--- begin Items ---

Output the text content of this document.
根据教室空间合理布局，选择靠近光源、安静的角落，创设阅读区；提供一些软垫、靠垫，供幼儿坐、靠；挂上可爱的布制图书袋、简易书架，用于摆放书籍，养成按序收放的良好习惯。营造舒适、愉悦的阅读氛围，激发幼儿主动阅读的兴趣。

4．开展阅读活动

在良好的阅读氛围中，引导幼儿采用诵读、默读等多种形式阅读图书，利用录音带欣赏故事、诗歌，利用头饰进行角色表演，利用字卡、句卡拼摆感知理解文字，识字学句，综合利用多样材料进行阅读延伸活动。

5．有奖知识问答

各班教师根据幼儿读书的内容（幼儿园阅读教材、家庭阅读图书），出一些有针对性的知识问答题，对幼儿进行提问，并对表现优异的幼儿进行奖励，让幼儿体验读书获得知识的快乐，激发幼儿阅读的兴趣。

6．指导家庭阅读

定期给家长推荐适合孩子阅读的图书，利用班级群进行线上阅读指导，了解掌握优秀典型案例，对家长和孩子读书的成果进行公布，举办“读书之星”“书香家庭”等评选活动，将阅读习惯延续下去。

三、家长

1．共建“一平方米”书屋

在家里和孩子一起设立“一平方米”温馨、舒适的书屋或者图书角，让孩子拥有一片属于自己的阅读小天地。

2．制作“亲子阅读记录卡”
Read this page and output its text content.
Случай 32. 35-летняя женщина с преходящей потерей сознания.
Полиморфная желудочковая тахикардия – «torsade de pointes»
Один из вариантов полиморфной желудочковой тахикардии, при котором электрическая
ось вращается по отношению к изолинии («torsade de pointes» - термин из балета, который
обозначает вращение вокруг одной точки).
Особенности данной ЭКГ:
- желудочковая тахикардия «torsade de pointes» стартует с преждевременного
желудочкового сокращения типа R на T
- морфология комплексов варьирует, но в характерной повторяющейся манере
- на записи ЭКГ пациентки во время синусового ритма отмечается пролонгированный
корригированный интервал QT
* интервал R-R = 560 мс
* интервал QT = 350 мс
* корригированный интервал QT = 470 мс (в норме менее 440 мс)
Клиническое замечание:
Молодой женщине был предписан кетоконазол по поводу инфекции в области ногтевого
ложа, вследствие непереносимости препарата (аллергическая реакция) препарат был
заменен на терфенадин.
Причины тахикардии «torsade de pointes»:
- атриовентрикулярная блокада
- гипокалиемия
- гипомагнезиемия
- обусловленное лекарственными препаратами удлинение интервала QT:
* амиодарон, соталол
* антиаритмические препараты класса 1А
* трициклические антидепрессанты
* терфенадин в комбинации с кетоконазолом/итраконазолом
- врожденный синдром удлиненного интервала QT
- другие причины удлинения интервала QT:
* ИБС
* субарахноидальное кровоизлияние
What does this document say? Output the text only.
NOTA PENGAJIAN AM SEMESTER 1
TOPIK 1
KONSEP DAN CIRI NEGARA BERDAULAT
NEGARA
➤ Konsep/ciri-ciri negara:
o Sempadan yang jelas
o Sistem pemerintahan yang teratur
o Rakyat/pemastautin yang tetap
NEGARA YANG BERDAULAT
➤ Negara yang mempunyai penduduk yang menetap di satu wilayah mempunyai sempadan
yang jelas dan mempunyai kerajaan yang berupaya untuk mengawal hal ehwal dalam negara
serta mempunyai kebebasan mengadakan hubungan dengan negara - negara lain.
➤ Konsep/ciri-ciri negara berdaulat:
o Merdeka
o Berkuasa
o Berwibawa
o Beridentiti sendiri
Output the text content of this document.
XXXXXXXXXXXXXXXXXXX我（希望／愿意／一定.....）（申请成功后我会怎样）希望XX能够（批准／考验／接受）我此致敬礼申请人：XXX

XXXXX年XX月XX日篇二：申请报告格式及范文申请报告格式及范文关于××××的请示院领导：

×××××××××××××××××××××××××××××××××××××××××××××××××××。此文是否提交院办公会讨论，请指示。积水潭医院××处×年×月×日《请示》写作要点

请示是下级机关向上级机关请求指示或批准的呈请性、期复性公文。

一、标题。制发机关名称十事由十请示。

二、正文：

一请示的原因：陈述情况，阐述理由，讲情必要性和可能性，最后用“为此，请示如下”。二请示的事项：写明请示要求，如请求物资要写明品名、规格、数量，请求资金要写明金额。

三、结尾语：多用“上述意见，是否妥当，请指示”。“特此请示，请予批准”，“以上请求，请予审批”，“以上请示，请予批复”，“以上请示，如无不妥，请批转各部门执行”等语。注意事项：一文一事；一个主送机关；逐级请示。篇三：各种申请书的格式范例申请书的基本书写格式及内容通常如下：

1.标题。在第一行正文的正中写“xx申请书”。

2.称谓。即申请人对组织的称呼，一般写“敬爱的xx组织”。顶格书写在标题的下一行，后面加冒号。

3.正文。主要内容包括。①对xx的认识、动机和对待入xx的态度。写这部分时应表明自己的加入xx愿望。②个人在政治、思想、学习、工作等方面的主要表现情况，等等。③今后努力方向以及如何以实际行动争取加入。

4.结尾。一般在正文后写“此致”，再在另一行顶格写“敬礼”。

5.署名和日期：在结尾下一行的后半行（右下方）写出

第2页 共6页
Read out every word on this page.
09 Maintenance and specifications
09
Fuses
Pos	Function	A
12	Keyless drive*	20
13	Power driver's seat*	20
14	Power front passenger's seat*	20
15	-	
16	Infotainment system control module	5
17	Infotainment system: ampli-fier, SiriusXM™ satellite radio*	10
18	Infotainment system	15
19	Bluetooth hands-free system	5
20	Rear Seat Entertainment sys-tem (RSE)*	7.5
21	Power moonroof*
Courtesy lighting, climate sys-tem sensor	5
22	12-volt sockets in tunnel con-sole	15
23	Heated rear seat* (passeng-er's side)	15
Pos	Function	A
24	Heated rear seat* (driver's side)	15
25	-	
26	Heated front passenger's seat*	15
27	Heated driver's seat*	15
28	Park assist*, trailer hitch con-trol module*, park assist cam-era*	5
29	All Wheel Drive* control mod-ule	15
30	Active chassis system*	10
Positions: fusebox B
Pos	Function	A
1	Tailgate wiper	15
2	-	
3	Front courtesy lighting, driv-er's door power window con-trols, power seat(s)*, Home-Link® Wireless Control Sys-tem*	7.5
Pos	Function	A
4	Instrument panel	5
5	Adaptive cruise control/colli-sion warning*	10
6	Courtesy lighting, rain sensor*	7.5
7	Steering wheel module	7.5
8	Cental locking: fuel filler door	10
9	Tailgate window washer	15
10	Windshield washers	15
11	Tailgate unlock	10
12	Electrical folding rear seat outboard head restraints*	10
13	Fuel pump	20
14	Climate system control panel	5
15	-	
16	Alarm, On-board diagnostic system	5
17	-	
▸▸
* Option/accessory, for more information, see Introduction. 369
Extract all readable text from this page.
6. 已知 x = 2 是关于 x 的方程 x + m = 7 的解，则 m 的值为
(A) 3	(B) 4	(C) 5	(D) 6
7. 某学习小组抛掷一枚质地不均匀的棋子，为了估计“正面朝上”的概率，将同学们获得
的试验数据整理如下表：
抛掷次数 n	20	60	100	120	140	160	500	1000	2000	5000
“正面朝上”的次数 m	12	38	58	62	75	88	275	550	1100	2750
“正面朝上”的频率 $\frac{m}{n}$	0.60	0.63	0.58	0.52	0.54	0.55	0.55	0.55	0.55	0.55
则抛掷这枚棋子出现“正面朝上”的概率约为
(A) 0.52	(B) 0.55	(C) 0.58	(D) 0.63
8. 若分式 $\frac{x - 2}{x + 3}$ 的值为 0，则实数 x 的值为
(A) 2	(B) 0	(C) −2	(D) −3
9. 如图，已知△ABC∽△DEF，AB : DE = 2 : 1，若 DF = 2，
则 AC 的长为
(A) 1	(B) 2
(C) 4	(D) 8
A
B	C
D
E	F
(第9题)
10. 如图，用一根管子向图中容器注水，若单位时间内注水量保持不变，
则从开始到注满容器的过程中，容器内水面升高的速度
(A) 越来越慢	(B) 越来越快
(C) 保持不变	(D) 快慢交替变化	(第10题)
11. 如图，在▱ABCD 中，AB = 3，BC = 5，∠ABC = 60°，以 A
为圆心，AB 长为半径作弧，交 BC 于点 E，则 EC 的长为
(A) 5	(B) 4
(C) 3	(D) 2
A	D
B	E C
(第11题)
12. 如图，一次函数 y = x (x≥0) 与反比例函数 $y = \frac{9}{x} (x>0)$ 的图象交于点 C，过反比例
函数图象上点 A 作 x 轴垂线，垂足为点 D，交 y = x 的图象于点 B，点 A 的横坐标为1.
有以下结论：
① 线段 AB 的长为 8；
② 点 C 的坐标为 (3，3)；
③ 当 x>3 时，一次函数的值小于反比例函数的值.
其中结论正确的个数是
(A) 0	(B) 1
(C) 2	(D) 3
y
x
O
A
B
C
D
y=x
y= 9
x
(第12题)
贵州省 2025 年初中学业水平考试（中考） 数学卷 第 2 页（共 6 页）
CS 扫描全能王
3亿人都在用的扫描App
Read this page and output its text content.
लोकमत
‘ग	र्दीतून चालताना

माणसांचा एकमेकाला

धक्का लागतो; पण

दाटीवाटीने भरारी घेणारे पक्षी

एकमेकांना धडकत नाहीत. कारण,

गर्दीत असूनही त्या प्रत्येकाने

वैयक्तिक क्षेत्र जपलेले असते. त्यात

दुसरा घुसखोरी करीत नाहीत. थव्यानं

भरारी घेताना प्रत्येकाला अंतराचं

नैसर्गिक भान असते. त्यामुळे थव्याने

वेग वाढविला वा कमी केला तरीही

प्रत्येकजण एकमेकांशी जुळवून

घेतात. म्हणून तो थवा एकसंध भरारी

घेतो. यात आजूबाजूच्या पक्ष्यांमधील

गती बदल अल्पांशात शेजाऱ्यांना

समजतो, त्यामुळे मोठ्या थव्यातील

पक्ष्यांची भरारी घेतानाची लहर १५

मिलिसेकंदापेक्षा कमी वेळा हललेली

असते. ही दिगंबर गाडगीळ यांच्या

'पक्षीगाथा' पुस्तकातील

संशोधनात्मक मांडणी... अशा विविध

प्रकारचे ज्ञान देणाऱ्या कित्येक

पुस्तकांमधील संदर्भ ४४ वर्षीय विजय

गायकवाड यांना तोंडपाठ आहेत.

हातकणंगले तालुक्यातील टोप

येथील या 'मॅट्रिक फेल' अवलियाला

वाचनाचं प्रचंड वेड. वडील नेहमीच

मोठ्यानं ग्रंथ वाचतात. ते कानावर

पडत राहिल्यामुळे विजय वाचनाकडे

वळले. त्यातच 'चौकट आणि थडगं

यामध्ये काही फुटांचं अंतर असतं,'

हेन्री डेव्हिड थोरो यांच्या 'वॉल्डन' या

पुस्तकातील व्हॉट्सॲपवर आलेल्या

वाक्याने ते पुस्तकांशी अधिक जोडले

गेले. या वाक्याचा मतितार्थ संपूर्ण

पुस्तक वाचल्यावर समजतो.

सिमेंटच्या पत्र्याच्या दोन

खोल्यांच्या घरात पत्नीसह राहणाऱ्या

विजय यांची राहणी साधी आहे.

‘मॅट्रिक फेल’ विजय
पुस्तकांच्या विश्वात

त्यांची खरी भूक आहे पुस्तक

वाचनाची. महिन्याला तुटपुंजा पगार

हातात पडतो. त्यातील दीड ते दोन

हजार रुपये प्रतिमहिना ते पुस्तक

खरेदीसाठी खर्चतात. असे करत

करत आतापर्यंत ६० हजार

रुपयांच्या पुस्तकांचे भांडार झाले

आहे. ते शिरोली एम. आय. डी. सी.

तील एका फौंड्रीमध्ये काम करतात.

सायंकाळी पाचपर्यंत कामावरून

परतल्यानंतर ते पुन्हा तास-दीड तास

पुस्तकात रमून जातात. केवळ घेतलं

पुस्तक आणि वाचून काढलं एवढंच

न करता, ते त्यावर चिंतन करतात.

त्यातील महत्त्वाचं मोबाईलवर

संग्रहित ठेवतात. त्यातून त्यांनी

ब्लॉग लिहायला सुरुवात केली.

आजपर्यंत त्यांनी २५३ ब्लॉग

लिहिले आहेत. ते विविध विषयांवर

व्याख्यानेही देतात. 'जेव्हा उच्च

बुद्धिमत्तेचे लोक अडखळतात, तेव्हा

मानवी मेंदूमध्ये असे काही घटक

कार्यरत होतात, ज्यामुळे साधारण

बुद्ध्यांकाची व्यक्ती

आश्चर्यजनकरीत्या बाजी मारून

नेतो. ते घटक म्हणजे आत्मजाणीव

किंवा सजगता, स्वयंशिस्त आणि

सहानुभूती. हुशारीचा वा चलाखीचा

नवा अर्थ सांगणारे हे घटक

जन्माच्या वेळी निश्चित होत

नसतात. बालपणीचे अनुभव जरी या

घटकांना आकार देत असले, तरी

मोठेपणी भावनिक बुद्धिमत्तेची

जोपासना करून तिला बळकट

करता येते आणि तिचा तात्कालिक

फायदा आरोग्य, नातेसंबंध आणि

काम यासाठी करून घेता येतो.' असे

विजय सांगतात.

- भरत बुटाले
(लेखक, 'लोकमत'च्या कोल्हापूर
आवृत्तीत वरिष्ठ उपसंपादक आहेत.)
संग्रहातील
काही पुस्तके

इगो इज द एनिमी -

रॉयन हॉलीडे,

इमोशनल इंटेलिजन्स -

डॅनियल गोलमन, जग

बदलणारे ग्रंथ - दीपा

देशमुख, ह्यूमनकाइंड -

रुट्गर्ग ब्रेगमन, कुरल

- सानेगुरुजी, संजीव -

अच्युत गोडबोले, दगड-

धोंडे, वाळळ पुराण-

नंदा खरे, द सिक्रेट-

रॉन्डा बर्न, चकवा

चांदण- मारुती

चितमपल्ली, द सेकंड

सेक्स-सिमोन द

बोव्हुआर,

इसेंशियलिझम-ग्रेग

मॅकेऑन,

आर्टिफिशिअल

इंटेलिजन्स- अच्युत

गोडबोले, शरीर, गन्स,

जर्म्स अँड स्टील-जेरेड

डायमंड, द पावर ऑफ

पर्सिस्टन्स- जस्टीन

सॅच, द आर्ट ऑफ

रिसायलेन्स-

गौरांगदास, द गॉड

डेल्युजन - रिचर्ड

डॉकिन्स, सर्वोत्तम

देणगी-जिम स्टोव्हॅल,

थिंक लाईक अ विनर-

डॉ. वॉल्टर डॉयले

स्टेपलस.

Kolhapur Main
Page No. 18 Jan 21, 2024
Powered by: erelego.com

--- end Items ---

▶ [Your goal]: Identify each line in the records above containing the word "jelas"; copy those lines.

▶ [Answer to the problem]:
o Sempadan yang jelas
yang jelas dan mempunyai kerajaan yang berupaya untuk mengawal hal ehwal dalam negara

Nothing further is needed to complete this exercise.